— Your goal —
Work out how many lines in the listing below include the word "người". Give nothing but the number.

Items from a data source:
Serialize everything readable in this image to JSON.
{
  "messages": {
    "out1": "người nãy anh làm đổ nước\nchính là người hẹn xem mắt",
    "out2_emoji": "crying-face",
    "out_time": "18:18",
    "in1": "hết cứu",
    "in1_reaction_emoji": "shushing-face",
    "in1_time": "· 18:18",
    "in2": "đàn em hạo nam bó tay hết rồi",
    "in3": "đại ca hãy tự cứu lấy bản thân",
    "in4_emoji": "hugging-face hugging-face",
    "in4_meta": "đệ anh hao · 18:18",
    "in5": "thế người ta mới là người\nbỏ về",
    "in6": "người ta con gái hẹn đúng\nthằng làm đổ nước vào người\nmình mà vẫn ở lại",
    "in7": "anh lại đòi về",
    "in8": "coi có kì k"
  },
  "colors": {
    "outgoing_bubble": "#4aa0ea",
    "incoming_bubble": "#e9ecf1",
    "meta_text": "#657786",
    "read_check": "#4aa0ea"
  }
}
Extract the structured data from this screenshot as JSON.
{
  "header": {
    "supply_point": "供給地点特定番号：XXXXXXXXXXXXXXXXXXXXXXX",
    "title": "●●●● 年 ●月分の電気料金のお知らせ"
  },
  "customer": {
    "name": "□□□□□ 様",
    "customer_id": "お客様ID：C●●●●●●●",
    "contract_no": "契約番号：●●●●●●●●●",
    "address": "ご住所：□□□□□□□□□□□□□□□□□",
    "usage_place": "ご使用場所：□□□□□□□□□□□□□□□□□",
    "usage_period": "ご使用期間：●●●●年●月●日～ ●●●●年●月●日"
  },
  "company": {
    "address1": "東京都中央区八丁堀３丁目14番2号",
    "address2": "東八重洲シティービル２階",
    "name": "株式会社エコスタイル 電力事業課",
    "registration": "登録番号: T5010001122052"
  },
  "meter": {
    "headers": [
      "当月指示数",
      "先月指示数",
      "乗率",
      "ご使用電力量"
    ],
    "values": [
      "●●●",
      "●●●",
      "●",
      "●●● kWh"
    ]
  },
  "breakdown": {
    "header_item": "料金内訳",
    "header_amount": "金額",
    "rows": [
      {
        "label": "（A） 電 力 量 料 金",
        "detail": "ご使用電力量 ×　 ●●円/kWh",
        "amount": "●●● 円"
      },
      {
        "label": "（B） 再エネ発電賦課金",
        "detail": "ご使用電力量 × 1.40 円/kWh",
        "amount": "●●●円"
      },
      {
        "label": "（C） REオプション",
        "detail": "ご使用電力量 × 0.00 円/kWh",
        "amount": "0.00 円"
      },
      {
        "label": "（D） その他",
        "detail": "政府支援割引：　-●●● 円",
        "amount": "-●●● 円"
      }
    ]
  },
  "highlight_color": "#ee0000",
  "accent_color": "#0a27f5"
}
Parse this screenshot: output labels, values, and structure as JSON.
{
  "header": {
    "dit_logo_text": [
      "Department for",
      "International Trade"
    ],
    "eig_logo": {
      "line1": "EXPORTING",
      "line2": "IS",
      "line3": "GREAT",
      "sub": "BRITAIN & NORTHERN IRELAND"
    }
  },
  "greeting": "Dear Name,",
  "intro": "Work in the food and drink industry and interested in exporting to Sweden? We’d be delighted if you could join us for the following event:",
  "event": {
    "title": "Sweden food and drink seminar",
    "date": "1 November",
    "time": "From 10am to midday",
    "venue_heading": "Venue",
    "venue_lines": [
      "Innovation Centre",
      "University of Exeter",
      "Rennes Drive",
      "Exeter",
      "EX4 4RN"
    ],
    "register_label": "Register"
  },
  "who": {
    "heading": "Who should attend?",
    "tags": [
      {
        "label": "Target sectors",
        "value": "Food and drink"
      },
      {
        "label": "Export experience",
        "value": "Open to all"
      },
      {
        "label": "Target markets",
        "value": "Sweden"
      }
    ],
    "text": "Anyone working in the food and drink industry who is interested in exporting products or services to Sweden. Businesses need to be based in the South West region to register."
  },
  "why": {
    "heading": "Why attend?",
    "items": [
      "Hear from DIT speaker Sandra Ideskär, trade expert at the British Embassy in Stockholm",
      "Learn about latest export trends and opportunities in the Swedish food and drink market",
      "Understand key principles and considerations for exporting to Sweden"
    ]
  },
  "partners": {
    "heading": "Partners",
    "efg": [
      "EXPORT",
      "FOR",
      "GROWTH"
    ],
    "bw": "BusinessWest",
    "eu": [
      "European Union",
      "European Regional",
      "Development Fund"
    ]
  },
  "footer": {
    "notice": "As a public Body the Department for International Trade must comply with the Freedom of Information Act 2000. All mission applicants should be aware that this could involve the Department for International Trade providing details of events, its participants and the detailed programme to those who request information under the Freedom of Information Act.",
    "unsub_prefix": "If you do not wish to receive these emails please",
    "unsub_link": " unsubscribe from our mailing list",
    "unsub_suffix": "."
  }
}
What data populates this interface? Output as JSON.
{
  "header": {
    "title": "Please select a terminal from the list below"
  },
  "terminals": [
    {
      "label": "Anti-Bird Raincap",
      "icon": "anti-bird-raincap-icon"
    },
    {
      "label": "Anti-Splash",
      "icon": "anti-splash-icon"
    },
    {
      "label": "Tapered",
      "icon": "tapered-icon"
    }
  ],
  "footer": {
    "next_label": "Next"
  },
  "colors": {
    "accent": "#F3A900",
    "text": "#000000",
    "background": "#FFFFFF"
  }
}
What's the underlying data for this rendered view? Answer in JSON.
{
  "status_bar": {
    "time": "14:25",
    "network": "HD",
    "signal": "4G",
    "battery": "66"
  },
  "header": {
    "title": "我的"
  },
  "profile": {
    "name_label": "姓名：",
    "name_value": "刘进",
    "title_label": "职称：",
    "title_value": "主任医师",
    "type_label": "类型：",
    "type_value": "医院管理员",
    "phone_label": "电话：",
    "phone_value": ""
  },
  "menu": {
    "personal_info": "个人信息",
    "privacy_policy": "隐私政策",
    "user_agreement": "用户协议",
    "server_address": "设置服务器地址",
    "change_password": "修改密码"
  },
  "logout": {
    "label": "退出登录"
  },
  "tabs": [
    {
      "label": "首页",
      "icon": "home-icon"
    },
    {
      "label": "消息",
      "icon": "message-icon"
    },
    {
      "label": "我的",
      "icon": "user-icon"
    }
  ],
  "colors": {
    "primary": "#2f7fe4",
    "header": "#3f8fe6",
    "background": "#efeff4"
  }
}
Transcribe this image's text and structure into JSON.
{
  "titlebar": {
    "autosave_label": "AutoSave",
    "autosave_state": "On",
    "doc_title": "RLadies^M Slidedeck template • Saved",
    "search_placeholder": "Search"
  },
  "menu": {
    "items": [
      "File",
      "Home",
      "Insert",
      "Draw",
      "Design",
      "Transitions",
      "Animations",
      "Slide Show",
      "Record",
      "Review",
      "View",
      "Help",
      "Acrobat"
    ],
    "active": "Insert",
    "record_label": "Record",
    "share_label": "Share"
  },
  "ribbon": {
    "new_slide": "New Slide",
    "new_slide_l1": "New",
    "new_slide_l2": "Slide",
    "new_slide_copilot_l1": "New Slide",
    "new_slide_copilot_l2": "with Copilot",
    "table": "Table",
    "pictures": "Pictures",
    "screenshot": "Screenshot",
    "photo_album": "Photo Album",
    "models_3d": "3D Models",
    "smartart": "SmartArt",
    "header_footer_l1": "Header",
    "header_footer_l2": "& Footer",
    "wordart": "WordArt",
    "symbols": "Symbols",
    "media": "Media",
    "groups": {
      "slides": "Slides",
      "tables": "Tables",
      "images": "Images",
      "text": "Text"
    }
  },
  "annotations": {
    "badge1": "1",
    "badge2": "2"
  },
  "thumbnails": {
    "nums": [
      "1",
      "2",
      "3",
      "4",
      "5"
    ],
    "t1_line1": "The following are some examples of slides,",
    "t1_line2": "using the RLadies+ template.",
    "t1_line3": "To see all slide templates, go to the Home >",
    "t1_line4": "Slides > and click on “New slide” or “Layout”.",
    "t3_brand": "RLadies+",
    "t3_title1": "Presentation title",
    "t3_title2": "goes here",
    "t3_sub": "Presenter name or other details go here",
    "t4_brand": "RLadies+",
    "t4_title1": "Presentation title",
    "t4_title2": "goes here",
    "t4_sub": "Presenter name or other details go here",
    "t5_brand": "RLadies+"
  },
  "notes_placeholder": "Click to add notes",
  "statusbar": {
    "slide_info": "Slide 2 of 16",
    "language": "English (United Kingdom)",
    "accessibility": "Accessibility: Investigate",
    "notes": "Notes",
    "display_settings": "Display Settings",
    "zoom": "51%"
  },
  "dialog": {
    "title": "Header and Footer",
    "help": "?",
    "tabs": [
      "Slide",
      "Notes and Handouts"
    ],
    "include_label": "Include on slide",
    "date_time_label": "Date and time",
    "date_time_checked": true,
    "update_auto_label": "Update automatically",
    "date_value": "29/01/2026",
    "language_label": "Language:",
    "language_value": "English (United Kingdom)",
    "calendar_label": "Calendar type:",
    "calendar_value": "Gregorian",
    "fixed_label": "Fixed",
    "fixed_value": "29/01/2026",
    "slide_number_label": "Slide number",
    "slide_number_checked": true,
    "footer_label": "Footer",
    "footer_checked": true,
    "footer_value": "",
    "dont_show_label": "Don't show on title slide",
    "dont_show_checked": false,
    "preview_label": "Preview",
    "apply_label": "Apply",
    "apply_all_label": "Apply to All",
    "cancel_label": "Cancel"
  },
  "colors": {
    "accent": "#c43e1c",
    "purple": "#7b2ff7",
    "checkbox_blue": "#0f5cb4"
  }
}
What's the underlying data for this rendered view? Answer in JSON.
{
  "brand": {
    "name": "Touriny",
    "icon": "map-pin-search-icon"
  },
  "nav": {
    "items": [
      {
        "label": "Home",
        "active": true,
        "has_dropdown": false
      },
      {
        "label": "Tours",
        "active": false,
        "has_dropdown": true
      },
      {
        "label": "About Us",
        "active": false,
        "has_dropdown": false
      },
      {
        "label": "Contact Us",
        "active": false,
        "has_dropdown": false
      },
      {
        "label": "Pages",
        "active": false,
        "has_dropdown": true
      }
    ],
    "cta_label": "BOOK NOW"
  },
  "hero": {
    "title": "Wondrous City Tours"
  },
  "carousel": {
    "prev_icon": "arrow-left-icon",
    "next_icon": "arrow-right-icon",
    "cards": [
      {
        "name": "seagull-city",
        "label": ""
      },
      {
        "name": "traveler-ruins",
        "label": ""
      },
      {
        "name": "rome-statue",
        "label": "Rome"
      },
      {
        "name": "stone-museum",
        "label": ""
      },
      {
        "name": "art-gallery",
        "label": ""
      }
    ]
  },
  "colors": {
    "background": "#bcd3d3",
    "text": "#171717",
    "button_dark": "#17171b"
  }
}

— Task result —
3